··· MATERIAL ···
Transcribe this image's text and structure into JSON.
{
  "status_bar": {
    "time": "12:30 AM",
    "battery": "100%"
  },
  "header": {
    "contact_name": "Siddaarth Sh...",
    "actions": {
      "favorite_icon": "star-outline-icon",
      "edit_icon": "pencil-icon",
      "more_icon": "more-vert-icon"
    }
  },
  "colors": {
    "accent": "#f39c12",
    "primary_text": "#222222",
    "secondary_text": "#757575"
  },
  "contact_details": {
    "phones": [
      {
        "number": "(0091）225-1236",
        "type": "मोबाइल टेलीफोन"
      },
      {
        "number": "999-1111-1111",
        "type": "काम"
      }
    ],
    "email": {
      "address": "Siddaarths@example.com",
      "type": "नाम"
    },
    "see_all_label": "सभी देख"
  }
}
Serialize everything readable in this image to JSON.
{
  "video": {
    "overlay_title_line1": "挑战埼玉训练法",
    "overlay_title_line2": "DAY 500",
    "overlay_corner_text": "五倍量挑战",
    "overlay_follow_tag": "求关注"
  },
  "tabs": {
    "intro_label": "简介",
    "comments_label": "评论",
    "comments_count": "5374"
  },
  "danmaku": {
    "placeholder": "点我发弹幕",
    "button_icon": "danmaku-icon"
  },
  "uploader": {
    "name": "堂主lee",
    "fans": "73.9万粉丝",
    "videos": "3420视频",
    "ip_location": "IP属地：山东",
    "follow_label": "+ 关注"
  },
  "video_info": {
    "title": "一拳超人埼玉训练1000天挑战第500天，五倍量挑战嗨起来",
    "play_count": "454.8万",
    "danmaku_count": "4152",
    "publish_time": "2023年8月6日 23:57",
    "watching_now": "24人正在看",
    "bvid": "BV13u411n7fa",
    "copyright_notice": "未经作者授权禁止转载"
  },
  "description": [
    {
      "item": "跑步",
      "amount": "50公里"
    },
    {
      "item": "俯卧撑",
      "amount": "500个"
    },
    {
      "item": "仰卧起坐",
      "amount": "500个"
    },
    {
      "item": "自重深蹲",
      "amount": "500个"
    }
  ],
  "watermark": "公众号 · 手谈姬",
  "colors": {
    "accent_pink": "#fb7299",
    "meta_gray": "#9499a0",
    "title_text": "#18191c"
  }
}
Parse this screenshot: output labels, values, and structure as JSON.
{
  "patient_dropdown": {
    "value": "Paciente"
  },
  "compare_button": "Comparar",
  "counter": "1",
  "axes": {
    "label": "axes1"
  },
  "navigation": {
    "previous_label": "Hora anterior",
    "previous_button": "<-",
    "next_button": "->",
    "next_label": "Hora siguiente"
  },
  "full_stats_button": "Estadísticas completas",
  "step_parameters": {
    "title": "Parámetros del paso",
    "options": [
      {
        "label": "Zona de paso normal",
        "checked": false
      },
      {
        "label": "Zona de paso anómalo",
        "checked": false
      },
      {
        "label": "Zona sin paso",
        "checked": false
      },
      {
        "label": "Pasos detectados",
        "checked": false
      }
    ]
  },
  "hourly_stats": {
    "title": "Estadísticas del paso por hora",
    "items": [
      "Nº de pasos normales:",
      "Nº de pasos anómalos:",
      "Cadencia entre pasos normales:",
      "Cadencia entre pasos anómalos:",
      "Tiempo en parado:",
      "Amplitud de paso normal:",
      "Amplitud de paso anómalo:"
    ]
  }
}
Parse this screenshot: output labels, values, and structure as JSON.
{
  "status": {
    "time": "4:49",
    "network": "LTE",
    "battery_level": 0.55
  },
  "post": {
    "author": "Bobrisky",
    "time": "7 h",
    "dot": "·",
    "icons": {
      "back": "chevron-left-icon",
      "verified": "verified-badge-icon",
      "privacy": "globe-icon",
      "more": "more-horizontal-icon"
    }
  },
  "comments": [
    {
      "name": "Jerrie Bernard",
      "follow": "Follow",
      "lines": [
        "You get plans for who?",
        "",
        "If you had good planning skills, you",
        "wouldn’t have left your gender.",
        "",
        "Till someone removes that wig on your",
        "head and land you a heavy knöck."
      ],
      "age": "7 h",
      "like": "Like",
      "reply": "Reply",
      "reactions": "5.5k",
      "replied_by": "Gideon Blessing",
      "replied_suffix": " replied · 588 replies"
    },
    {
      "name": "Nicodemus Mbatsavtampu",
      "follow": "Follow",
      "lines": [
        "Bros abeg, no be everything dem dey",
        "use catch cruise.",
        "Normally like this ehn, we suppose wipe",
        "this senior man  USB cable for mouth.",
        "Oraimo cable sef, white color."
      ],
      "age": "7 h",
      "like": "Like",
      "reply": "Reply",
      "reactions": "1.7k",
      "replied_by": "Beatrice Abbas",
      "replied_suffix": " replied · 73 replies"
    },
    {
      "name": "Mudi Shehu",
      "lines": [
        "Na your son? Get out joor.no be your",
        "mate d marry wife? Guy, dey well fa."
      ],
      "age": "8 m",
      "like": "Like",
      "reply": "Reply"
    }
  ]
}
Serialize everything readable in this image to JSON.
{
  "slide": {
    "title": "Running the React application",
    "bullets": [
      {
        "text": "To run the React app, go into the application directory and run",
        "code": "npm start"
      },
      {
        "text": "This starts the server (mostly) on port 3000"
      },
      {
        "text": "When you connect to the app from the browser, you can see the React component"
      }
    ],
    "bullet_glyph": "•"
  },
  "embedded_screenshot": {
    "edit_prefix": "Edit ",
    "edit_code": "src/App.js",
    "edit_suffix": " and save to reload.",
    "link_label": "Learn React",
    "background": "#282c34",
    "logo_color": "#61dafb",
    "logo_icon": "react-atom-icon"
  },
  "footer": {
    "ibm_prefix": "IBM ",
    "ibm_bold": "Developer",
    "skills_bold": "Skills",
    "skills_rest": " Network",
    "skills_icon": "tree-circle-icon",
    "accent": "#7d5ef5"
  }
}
···
Type out the entries again, word for word.

_SOLVED EXERCISE_
Transcribe this image's text and structure into JSON.
{
  "status_bar": {
    "time": "12:30 AM",
    "battery": "100%"
  },
  "header": {
    "contact_name": "Siddaarth Sh...",
    "actions": {
      "favorite_icon": "star-outline-icon",
      "edit_icon": "pencil-icon",
      "more_icon": "more-vert-icon"
    }
  },
  "colors": {
    "accent": "#f39c12",
    "primary_text": "#222222",
    "secondary_text": "#757575"
  },
  "contact_details": {
    "phones": [
      {
        "number": "(0091）225-1236",
        "type": "मोबाइल टेलीफोन"
      },
      {
        "number": "999-1111-1111",
        "type": "काम"
      }
    ],
    "email": {
      "address": "Siddaarths@example.com",
      "type": "नाम"
    },
    "see_all_label": "सभी देख"
  }
}
Serialize everything readable in this image to JSON.
{
  "video": {
    "overlay_title_line1": "挑战埼玉训练法",
    "overlay_title_line2": "DAY 500",
    "overlay_corner_text": "五倍量挑战",
    "overlay_follow_tag": "求关注"
  },
  "tabs": {
    "intro_label": "简介",
    "comments_label": "评论",
    "comments_count": "5374"
  },
  "danmaku": {
    "placeholder": "点我发弹幕",
    "button_icon": "danmaku-icon"
  },
  "uploader": {
    "name": "堂主lee",
    "fans": "73.9万粉丝",
    "videos": "3420视频",
    "ip_location": "IP属地：山东",
    "follow_label": "+ 关注"
  },
  "video_info": {
    "title": "一拳超人埼玉训练1000天挑战第500天，五倍量挑战嗨起来",
    "play_count": "454.8万",
    "danmaku_count": "4152",
    "publish_time": "2023年8月6日 23:57",
    "watching_now": "24人正在看",
    "bvid": "BV13u411n7fa",
    "copyright_notice": "未经作者授权禁止转载"
  },
  "description": [
    {
      "item": "跑步",
      "amount": "50公里"
    },
    {
      "item": "俯卧撑",
      "amount": "500个"
    },
    {
      "item": "仰卧起坐",
      "amount": "500个"
    },
    {
      "item": "自重深蹲",
      "amount": "500个"
    }
  ],
  "watermark": "公众号 · 手谈姬",
  "colors": {
    "accent_pink": "#fb7299",
    "meta_gray": "#9499a0",
    "title_text": "#18191c"
  }
}
Parse this screenshot: output labels, values, and structure as JSON.
{
  "patient_dropdown": {
    "value": "Paciente"
  },
  "compare_button": "Comparar",
  "counter": "1",
  "axes": {
    "label": "axes1"
  },
  "navigation": {
    "previous_label": "Hora anterior",
    "previous_button": "<-",
    "next_button": "->",
    "next_label": "Hora siguiente"
  },
  "full_stats_button": "Estadísticas completas",
  "step_parameters": {
    "title": "Parámetros del paso",
    "options": [
      {
        "label": "Zona de paso normal",
        "checked": false
      },
      {
        "label": "Zona de paso anómalo",
        "checked": false
      },
      {
        "label": "Zona sin paso",
        "checked": false
      },
      {
        "label": "Pasos detectados",
        "checked": false
      }
    ]
  },
  "hourly_stats": {
    "title": "Estadísticas del paso por hora",
    "items": [
      "Nº de pasos normales:",
      "Nº de pasos anómalos:",
      "Cadencia entre pasos normales:",
      "Cadencia entre pasos anómalos:",
      "Tiempo en parado:",
      "Amplitud de paso normal:",
      "Amplitud de paso anómalo:"
    ]
  }
}
Parse this screenshot: output labels, values, and structure as JSON.
{
  "status": {
    "time": "4:49",
    "network": "LTE",
    "battery_level": 0.55
  },
  "post": {
    "author": "Bobrisky",
    "time": "7 h",
    "dot": "·",
    "icons": {
      "back": "chevron-left-icon",
      "verified": "verified-badge-icon",
      "privacy": "globe-icon",
      "more": "more-horizontal-icon"
    }
  },
  "comments": [
    {
      "name": "Jerrie Bernard",
      "follow": "Follow",
      "lines": [
        "You get plans for who?",
        "",
        "If you had good planning skills, you",
        "wouldn’t have left your gender.",
        "",
        "Till someone removes that wig on your",
        "head and land you a heavy knöck."
      ],
      "age": "7 h",
      "like": "Like",
      "reply": "Reply",
      "reactions": "5.5k",
      "replied_by": "Gideon Blessing",
      "replied_suffix": " replied · 588 replies"
    },
    {
      "name": "Nicodemus Mbatsavtampu",
      "follow": "Follow",
      "lines": [
        "Bros abeg, no be everything dem dey",
        "use catch cruise.",
        "Normally like this ehn, we suppose wipe",
        "this senior man  USB cable for mouth.",
        "Oraimo cable sef, white color."
      ],
      "age": "7 h",
      "like": "Like",
      "reply": "Reply",
      "reactions": "1.7k",
      "replied_by": "Beatrice Abbas",
      "replied_suffix": " replied · 73 replies"
    },
    {
      "name": "Mudi Shehu",
      "lines": [
        "Na your son? Get out joor.no be your",
        "mate d marry wife? Guy, dey well fa."
      ],
      "age": "8 m",
      "like": "Like",
      "reply": "Reply"
    }
  ]
}
Serialize everything readable in this image to JSON.
{
  "slide": {
    "title": "Running the React application",
    "bullets": [
      {
        "text": "To run the React app, go into the application directory and run",
        "code": "npm start"
      },
      {
        "text": "This starts the server (mostly) on port 3000"
      },
      {
        "text": "When you connect to the app from the browser, you can see the React component"
      }
    ],
    "bullet_glyph": "•"
  },
  "embedded_screenshot": {
    "edit_prefix": "Edit ",
    "edit_code": "src/App.js",
    "edit_suffix": " and save to reload.",
    "link_label": "Learn React",
    "background": "#282c34",
    "logo_color": "#61dafb",
    "logo_icon": "react-atom-icon"
  },
  "footer": {
    "ibm_prefix": "IBM ",
    "ibm_bold": "Developer",
    "skills_bold": "Skills",
    "skills_rest": " Network",
    "skills_icon": "tree-circle-icon",
    "accent": "#7d5ef5"
  }
}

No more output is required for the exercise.